__Given exercise__: Retype the complete listing exactly as it appears.
>> BEGIN
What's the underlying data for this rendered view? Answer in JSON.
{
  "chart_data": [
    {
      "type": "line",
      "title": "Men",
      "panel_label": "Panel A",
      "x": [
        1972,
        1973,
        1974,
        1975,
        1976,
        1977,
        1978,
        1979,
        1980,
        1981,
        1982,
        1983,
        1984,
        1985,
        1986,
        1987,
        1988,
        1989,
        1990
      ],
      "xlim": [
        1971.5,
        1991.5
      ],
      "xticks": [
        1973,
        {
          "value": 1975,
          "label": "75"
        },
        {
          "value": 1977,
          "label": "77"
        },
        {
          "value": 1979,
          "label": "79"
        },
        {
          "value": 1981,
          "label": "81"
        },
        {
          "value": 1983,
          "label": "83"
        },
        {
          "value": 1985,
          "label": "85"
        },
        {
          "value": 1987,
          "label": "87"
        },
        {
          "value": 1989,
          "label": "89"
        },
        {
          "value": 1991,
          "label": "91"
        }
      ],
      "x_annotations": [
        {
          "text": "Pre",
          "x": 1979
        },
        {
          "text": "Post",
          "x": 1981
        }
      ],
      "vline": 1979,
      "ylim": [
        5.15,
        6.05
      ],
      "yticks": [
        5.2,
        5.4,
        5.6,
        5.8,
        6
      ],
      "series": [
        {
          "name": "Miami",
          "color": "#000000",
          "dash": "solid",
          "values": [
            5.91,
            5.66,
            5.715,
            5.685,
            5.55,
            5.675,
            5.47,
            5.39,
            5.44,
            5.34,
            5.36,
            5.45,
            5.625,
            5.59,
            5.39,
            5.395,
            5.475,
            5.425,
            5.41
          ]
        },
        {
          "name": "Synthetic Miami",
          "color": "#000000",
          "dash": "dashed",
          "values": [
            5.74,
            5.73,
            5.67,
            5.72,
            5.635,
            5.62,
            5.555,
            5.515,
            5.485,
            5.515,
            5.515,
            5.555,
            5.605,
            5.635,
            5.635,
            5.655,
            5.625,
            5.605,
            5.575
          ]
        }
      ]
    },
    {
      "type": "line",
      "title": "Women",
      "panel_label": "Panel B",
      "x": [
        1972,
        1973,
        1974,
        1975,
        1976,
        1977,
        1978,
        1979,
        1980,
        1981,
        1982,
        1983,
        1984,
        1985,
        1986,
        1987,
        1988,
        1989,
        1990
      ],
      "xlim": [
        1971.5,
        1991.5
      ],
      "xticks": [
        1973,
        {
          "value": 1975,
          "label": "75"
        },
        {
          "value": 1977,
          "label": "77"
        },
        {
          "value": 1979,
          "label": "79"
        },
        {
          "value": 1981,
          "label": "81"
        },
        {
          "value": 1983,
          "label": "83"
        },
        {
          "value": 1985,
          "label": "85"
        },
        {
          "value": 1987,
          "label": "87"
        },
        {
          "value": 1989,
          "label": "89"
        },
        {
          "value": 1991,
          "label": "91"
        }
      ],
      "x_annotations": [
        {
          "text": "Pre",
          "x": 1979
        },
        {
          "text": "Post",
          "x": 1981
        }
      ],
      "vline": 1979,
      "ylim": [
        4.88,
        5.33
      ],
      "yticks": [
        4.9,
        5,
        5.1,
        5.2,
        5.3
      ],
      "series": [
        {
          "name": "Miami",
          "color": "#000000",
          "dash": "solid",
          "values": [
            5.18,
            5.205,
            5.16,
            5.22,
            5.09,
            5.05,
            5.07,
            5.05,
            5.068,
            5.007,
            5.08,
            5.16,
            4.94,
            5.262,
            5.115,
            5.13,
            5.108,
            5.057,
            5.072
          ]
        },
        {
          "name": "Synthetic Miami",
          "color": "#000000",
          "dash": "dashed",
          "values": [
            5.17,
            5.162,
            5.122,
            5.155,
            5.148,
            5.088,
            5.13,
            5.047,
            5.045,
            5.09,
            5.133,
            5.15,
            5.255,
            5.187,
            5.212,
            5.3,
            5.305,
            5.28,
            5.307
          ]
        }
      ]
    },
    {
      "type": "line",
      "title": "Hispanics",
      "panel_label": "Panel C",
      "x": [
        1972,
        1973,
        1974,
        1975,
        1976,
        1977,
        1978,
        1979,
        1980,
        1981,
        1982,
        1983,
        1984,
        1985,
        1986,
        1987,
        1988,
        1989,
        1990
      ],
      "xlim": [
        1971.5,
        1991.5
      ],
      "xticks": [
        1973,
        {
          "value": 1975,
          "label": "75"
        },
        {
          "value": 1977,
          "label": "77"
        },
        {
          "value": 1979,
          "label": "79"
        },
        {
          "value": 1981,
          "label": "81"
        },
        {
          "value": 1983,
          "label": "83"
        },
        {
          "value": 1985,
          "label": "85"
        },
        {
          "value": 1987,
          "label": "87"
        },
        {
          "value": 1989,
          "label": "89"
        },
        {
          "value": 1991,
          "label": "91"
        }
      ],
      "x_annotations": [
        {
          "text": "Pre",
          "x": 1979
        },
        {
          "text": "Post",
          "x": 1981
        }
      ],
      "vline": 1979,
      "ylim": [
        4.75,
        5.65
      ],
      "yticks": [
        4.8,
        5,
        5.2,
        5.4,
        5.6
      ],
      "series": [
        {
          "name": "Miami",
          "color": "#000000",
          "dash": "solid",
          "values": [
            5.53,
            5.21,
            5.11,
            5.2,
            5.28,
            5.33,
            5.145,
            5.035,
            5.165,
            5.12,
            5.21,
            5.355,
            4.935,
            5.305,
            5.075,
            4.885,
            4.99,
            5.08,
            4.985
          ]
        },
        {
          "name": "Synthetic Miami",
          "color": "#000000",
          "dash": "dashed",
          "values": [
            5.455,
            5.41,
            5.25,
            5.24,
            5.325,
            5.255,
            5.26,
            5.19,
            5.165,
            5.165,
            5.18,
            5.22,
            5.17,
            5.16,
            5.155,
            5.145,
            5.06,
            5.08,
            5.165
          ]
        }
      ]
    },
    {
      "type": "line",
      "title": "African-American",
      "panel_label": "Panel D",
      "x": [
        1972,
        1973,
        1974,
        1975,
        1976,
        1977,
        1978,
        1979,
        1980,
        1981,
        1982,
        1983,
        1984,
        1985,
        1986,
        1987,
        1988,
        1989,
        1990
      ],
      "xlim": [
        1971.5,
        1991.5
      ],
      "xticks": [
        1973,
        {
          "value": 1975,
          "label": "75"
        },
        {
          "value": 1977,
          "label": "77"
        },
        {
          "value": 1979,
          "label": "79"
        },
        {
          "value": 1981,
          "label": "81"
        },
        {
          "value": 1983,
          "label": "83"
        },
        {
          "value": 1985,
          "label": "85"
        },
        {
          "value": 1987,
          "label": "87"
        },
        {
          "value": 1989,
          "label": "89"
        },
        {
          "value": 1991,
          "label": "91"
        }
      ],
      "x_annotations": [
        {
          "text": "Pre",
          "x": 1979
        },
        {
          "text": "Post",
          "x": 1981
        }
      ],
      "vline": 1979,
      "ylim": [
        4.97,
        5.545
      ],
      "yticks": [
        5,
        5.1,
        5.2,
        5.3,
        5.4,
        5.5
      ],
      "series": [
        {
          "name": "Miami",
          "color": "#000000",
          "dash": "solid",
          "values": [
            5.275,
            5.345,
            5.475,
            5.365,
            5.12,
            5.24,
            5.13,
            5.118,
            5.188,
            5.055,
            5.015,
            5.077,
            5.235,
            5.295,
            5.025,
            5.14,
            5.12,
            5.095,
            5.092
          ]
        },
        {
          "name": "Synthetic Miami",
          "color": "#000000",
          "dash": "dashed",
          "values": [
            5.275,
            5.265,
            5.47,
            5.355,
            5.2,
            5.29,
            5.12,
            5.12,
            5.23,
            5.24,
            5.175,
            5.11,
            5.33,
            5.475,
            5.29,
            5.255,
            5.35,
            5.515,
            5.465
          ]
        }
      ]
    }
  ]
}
>> END
__Response for this exercise__:
What's the underlying data for this rendered view? Answer in JSON.
{
  "chart_data": [
    {
      "type": "line",
      "title": "Men",
      "panel_label": "Panel A",
      "x": [
        1972,
        1973,
        1974,
        1975,
        1976,
        1977,
        1978,
        1979,
        1980,
        1981,
        1982,
        1983,
        1984,
        1985,
        1986,
        1987,
        1988,
        1989,
        1990
      ],
      "xlim": [
        1971.5,
        1991.5
      ],
      "xticks": [
        1973,
        {
          "value": 1975,
          "label": "75"
        },
        {
          "value": 1977,
          "label": "77"
        },
        {
          "value": 1979,
          "label": "79"
        },
        {
          "value": 1981,
          "label": "81"
        },
        {
          "value": 1983,
          "label": "83"
        },
        {
          "value": 1985,
          "label": "85"
        },
        {
          "value": 1987,
          "label": "87"
        },
        {
          "value": 1989,
          "label": "89"
        },
        {
          "value": 1991,
          "label": "91"
        }
      ],
      "x_annotations": [
        {
          "text": "Pre",
          "x": 1979
        },
        {
          "text": "Post",
          "x": 1981
        }
      ],
      "vline": 1979,
      "ylim": [
        5.15,
        6.05
      ],
      "yticks": [
        5.2,
        5.4,
        5.6,
        5.8,
        6
      ],
      "series": [
        {
          "name": "Miami",
          "color": "#000000",
          "dash": "solid",
          "values": [
            5.91,
            5.66,
            5.715,
            5.685,
            5.55,
            5.675,
            5.47,
            5.39,
            5.44,
            5.34,
            5.36,
            5.45,
            5.625,
            5.59,
            5.39,
            5.395,
            5.475,
            5.425,
            5.41
          ]
        },
        {
          "name": "Synthetic Miami",
          "color": "#000000",
          "dash": "dashed",
          "values": [
            5.74,
            5.73,
            5.67,
            5.72,
            5.635,
            5.62,
            5.555,
            5.515,
            5.485,
            5.515,
            5.515,
            5.555,
            5.605,
            5.635,
            5.635,
            5.655,
            5.625,
            5.605,
            5.575
          ]
        }
      ]
    },
    {
      "type": "line",
      "title": "Women",
      "panel_label": "Panel B",
      "x": [
        1972,
        1973,
        1974,
        1975,
        1976,
        1977,
        1978,
        1979,
        1980,
        1981,
        1982,
        1983,
        1984,
        1985,
        1986,
        1987,
        1988,
        1989,
        1990
      ],
      "xlim": [
        1971.5,
        1991.5
      ],
      "xticks": [
        1973,
        {
          "value": 1975,
          "label": "75"
        },
        {
          "value": 1977,
          "label": "77"
        },
        {
          "value": 1979,
          "label": "79"
        },
        {
          "value": 1981,
          "label": "81"
        },
        {
          "value": 1983,
          "label": "83"
        },
        {
          "value": 1985,
          "label": "85"
        },
        {
          "value": 1987,
          "label": "87"
        },
        {
          "value": 1989,
          "label": "89"
        },
        {
          "value": 1991,
          "label": "91"
        }
      ],
      "x_annotations": [
        {
          "text": "Pre",
          "x": 1979
        },
        {
          "text": "Post",
          "x": 1981
        }
      ],
      "vline": 1979,
      "ylim": [
        4.88,
        5.33
      ],
      "yticks": [
        4.9,
        5,
        5.1,
        5.2,
        5.3
      ],
      "series": [
        {
          "name": "Miami",
          "color": "#000000",
          "dash": "solid",
          "values": [
            5.18,
            5.205,
            5.16,
            5.22,
            5.09,
            5.05,
            5.07,
            5.05,
            5.068,
            5.007,
            5.08,
            5.16,
            4.94,
            5.262,
            5.115,
            5.13,
            5.108,
            5.057,
            5.072
          ]
        },
        {
          "name": "Synthetic Miami",
          "color": "#000000",
          "dash": "dashed",
          "values": [
            5.17,
            5.162,
            5.122,
            5.155,
            5.148,
            5.088,
            5.13,
            5.047,
            5.045,
            5.09,
            5.133,
            5.15,
            5.255,
            5.187,
            5.212,
            5.3,
            5.305,
            5.28,
            5.307
          ]
        }
      ]
    },
    {
      "type": "line",
      "title": "Hispanics",
      "panel_label": "Panel C",
      "x": [
        1972,
        1973,
        1974,
        1975,
        1976,
        1977,
        1978,
        1979,
        1980,
        1981,
        1982,
        1983,
        1984,
        1985,
        1986,
        1987,
        1988,
        1989,
        1990
      ],
      "xlim": [
        1971.5,
        1991.5
      ],
      "xticks": [
        1973,
        {
          "value": 1975,
          "label": "75"
        },
        {
          "value": 1977,
          "label": "77"
        },
        {
          "value": 1979,
          "label": "79"
        },
        {
          "value": 1981,
          "label": "81"
        },
        {
          "value": 1983,
          "label": "83"
        },
        {
          "value": 1985,
          "label": "85"
        },
        {
          "value": 1987,
          "label": "87"
        },
        {
          "value": 1989,
          "label": "89"
        },
        {
          "value": 1991,
          "label": "91"
        }
      ],
      "x_annotations": [
        {
          "text": "Pre",
          "x": 1979
        },
        {
          "text": "Post",
          "x": 1981
        }
      ],
      "vline": 1979,
      "ylim": [
        4.75,
        5.65
      ],
      "yticks": [
        4.8,
        5,
        5.2,
        5.4,
        5.6
      ],
      "series": [
        {
          "name": "Miami",
          "color": "#000000",
          "dash": "solid",
          "values": [
            5.53,
            5.21,
            5.11,
            5.2,
            5.28,
            5.33,
            5.145,
            5.035,
            5.165,
            5.12,
            5.21,
            5.355,
            4.935,
            5.305,
            5.075,
            4.885,
            4.99,
            5.08,
            4.985
          ]
        },
        {
          "name": "Synthetic Miami",
          "color": "#000000",
          "dash": "dashed",
          "values": [
            5.455,
            5.41,
            5.25,
            5.24,
            5.325,
            5.255,
            5.26,
            5.19,
            5.165,
            5.165,
            5.18,
            5.22,
            5.17,
            5.16,
            5.155,
            5.145,
            5.06,
            5.08,
            5.165
          ]
        }
      ]
    },
    {
      "type": "line",
      "title": "African-American",
      "panel_label": "Panel D",
      "x": [
        1972,
        1973,
        1974,
        1975,
        1976,
        1977,
        1978,
        1979,
        1980,
        1981,
        1982,
        1983,
        1984,
        1985,
        1986,
        1987,
        1988,
        1989,
        1990
      ],
      "xlim": [
        1971.5,
        1991.5
      ],
      "xticks": [
        1973,
        {
          "value": 1975,
          "label": "75"
        },
        {
          "value": 1977,
          "label": "77"
        },
        {
          "value": 1979,
          "label": "79"
        },
        {
          "value": 1981,
          "label": "81"
        },
        {
          "value": 1983,
          "label": "83"
        },
        {
          "value": 1985,
          "label": "85"
        },
        {
          "value": 1987,
          "label": "87"
        },
        {
          "value": 1989,
          "label": "89"
        },
        {
          "value": 1991,
          "label": "91"
        }
      ],
      "x_annotations": [
        {
          "text": "Pre",
          "x": 1979
        },
        {
          "text": "Post",
          "x": 1981
        }
      ],
      "vline": 1979,
      "ylim": [
        4.97,
        5.545
      ],
      "yticks": [
        5,
        5.1,
        5.2,
        5.3,
        5.4,
        5.5
      ],
      "series": [
        {
          "name": "Miami",
          "color": "#000000",
          "dash": "solid",
          "values": [
            5.275,
            5.345,
            5.475,
            5.365,
            5.12,
            5.24,
            5.13,
            5.118,
            5.188,
            5.055,
            5.015,
            5.077,
            5.235,
            5.295,
            5.025,
            5.14,
            5.12,
            5.095,
            5.092
          ]
        },
        {
          "name": "Synthetic Miami",
          "color": "#000000",
          "dash": "dashed",
          "values": [
            5.275,
            5.265,
            5.47,
            5.355,
            5.2,
            5.29,
            5.12,
            5.12,
            5.23,
            5.24,
            5.175,
            5.11,
            5.33,
            5.475,
            5.29,
            5.255,
            5.35,
            5.515,
            5.465
          ]
        }
      ]
    }
  ]
}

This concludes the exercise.